Task> Repeat each entry as written, dropping any picture you find.

Extracted data entries:

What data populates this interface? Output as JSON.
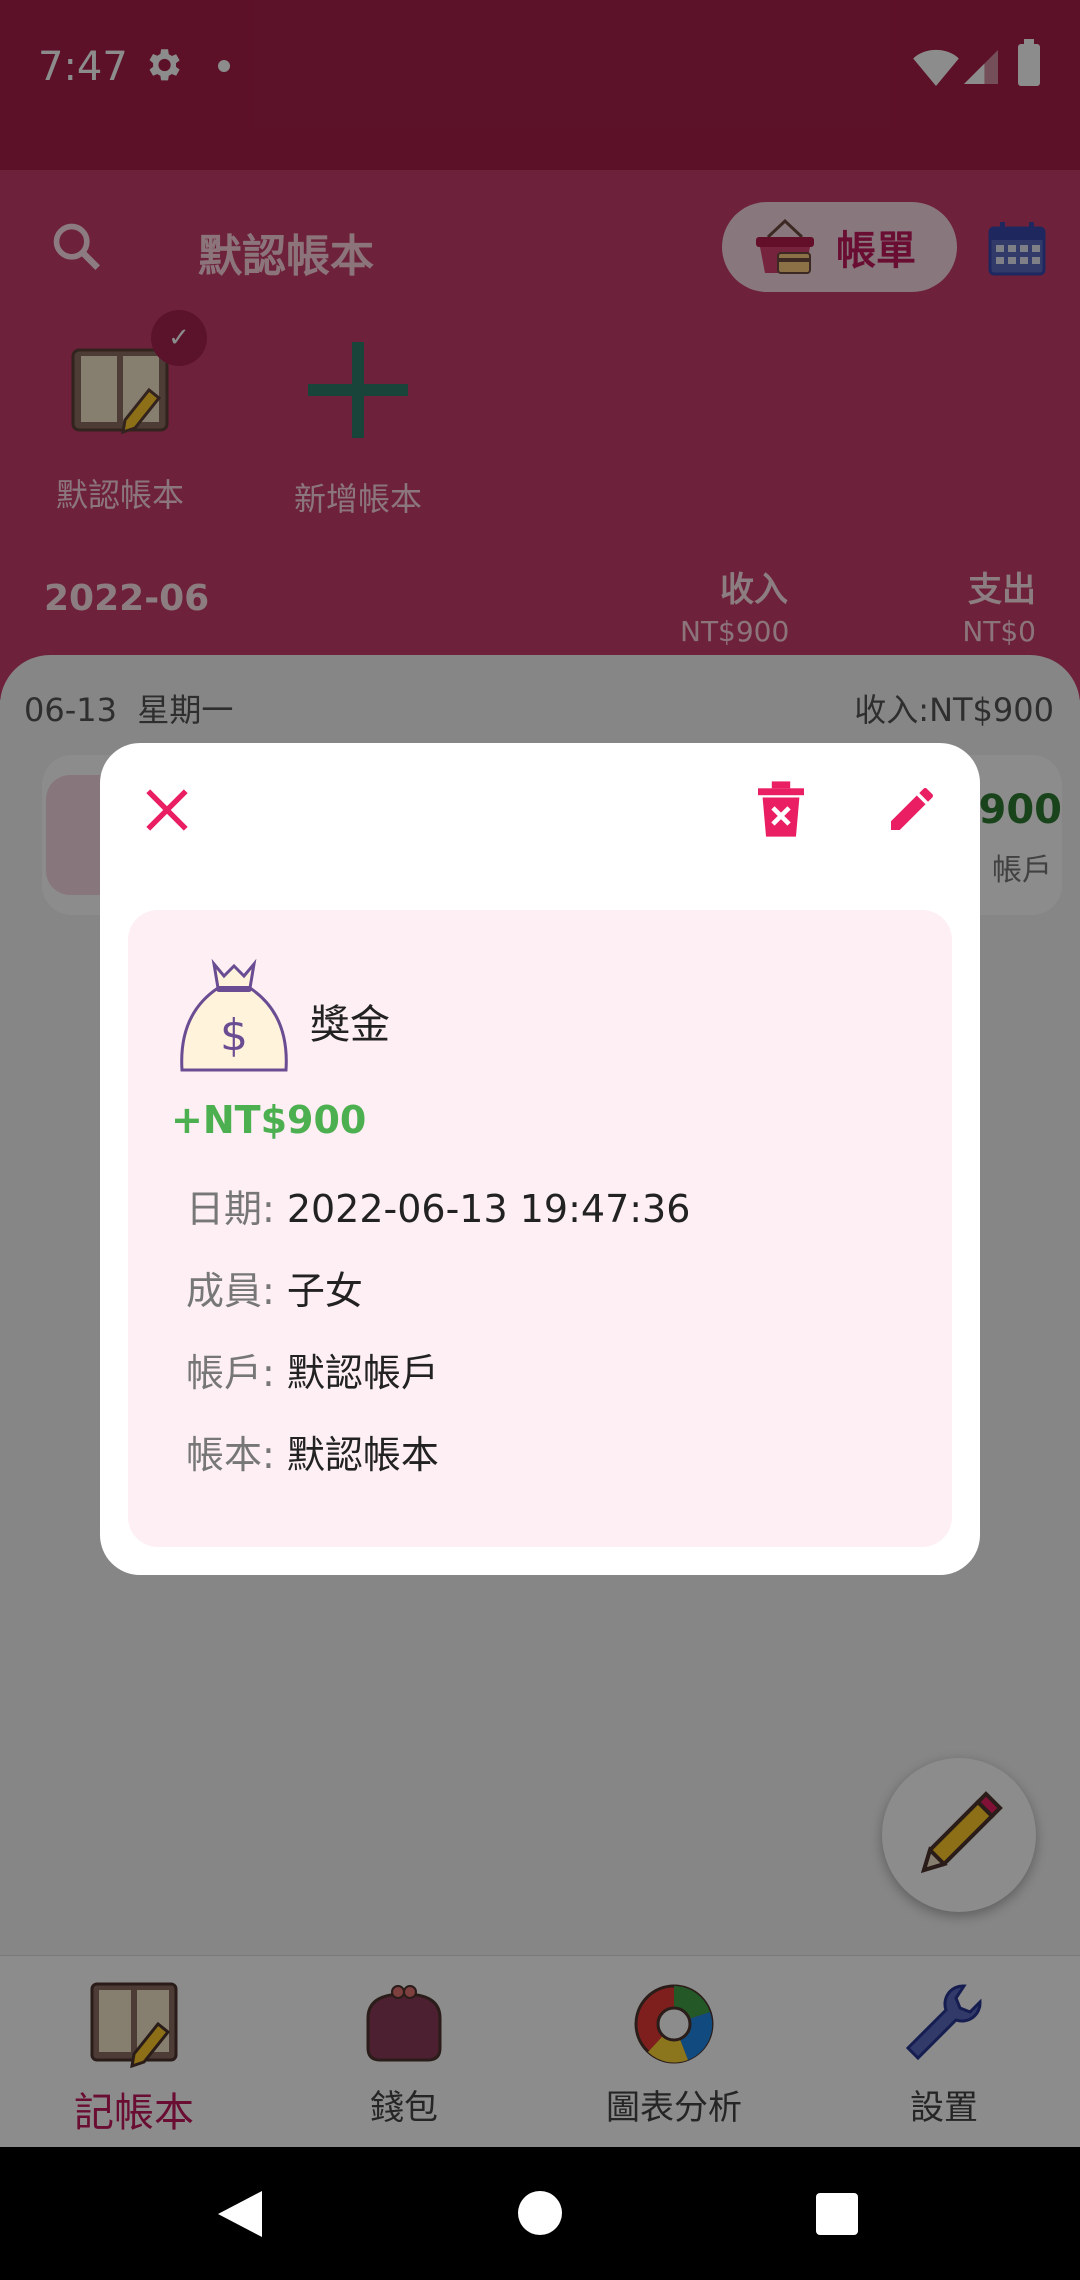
{
  "status_bar": {
    "time": "7:47"
  },
  "header": {
    "title": "默認帳本",
    "bill_button": "帳單",
    "books": [
      {
        "label": "默認帳本",
        "selected": true
      },
      {
        "label": "新增帳本",
        "selected": false
      }
    ],
    "month": "2022-06",
    "income": {
      "label": "收入",
      "value": "NT$900"
    },
    "expense": {
      "label": "支出",
      "value": "NT$0"
    }
  },
  "list": {
    "day": "06-13",
    "weekday": "星期一",
    "day_summary": "收入:NT$900",
    "transaction": {
      "amount": "900",
      "account": "帳戶"
    }
  },
  "bottom_nav": [
    {
      "label": "記帳本",
      "icon": "ledger-book-icon",
      "active": true
    },
    {
      "label": "錢包",
      "icon": "purse-icon",
      "active": false
    },
    {
      "label": "圖表分析",
      "icon": "pie-chart-icon",
      "active": false
    },
    {
      "label": "設置",
      "icon": "wrench-icon",
      "active": false
    }
  ],
  "dialog": {
    "category": "獎金",
    "amount": "+NT$900",
    "fields": [
      {
        "key": "日期:",
        "value": "2022-06-13 19:47:36"
      },
      {
        "key": "成員:",
        "value": "子女"
      },
      {
        "key": "帳戶:",
        "value": "默認帳戶"
      },
      {
        "key": "帳本:",
        "value": "默認帳本"
      }
    ]
  },
  "colors": {
    "primary": "#c83d6a",
    "accent": "#e91e63",
    "income_green": "#4caf50",
    "dialog_inner": "#fdeff3"
  }
}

Output>
What data populates this interface? Output as JSON.
{
  "status_bar": {
    "time": "7:47"
  },
  "header": {
    "title": "默認帳本",
    "bill_button": "帳單",
    "books": [
      {
        "label": "默認帳本",
        "selected": true
      },
      {
        "label": "新增帳本",
        "selected": false
      }
    ],
    "month": "2022-06",
    "income": {
      "label": "收入",
      "value": "NT$900"
    },
    "expense": {
      "label": "支出",
      "value": "NT$0"
    }
  },
  "list": {
    "day": "06-13",
    "weekday": "星期一",
    "day_summary": "收入:NT$900",
    "transaction": {
      "amount": "900",
      "account": "帳戶"
    }
  },
  "bottom_nav": [
    {
      "label": "記帳本",
      "icon": "ledger-book-icon",
      "active": true
    },
    {
      "label": "錢包",
      "icon": "purse-icon",
      "active": false
    },
    {
      "label": "圖表分析",
      "icon": "pie-chart-icon",
      "active": false
    },
    {
      "label": "設置",
      "icon": "wrench-icon",
      "active": false
    }
  ],
  "dialog": {
    "category": "獎金",
    "amount": "+NT$900",
    "fields": [
      {
        "key": "日期:",
        "value": "2022-06-13 19:47:36"
      },
      {
        "key": "成員:",
        "value": "子女"
      },
      {
        "key": "帳戶:",
        "value": "默認帳戶"
      },
      {
        "key": "帳本:",
        "value": "默認帳本"
      }
    ]
  },
  "colors": {
    "primary": "#c83d6a",
    "accent": "#e91e63",
    "income_green": "#4caf50",
    "dialog_inner": "#fdeff3"
  }
}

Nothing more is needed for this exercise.